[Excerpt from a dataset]
•••

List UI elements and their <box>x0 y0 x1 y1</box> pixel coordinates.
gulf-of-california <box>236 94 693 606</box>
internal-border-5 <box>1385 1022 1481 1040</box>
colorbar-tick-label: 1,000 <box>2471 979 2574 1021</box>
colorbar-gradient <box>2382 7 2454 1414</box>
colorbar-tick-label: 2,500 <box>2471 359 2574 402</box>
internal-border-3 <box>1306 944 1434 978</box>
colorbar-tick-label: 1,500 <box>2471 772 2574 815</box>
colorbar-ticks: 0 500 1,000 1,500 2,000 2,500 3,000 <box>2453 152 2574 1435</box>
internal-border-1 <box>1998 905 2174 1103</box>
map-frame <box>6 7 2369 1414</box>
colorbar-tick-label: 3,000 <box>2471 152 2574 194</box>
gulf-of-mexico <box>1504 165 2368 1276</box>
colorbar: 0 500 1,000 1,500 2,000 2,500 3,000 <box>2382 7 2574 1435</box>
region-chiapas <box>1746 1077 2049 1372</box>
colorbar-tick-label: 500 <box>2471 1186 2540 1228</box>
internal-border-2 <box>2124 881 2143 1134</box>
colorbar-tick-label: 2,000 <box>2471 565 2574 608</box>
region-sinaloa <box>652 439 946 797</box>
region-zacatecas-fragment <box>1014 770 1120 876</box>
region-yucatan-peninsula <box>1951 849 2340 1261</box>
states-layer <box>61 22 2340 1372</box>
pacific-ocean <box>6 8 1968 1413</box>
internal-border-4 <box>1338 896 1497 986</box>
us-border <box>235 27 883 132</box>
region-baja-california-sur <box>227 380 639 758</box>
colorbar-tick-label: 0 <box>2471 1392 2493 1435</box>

•••

* THE TASK
Reproduce every line of the records above verbatim.

* RESULT FOR THIS EXERCISE
List UI elements and their <box>x0 y0 x1 y1</box> pixel coordinates.
gulf-of-california <box>236 94 693 606</box>
internal-border-5 <box>1385 1022 1481 1040</box>
colorbar-tick-label: 1,000 <box>2471 979 2574 1021</box>
colorbar-gradient <box>2382 7 2454 1414</box>
colorbar-tick-label: 2,500 <box>2471 359 2574 402</box>
internal-border-3 <box>1306 944 1434 978</box>
colorbar-tick-label: 1,500 <box>2471 772 2574 815</box>
colorbar-ticks: 0 500 1,000 1,500 2,000 2,500 3,000 <box>2453 152 2574 1435</box>
internal-border-1 <box>1998 905 2174 1103</box>
map-frame <box>6 7 2369 1414</box>
colorbar-tick-label: 3,000 <box>2471 152 2574 194</box>
gulf-of-mexico <box>1504 165 2368 1276</box>
colorbar: 0 500 1,000 1,500 2,000 2,500 3,000 <box>2382 7 2574 1435</box>
region-chiapas <box>1746 1077 2049 1372</box>
colorbar-tick-label: 500 <box>2471 1186 2540 1228</box>
internal-border-2 <box>2124 881 2143 1134</box>
colorbar-tick-label: 2,000 <box>2471 565 2574 608</box>
region-sinaloa <box>652 439 946 797</box>
region-zacatecas-fragment <box>1014 770 1120 876</box>
region-yucatan-peninsula <box>1951 849 2340 1261</box>
states-layer <box>61 22 2340 1372</box>
pacific-ocean <box>6 8 1968 1413</box>
internal-border-4 <box>1338 896 1497 986</box>
us-border <box>235 27 883 132</box>
region-baja-california-sur <box>227 380 639 758</box>
colorbar-tick-label: 0 <box>2471 1392 2493 1435</box>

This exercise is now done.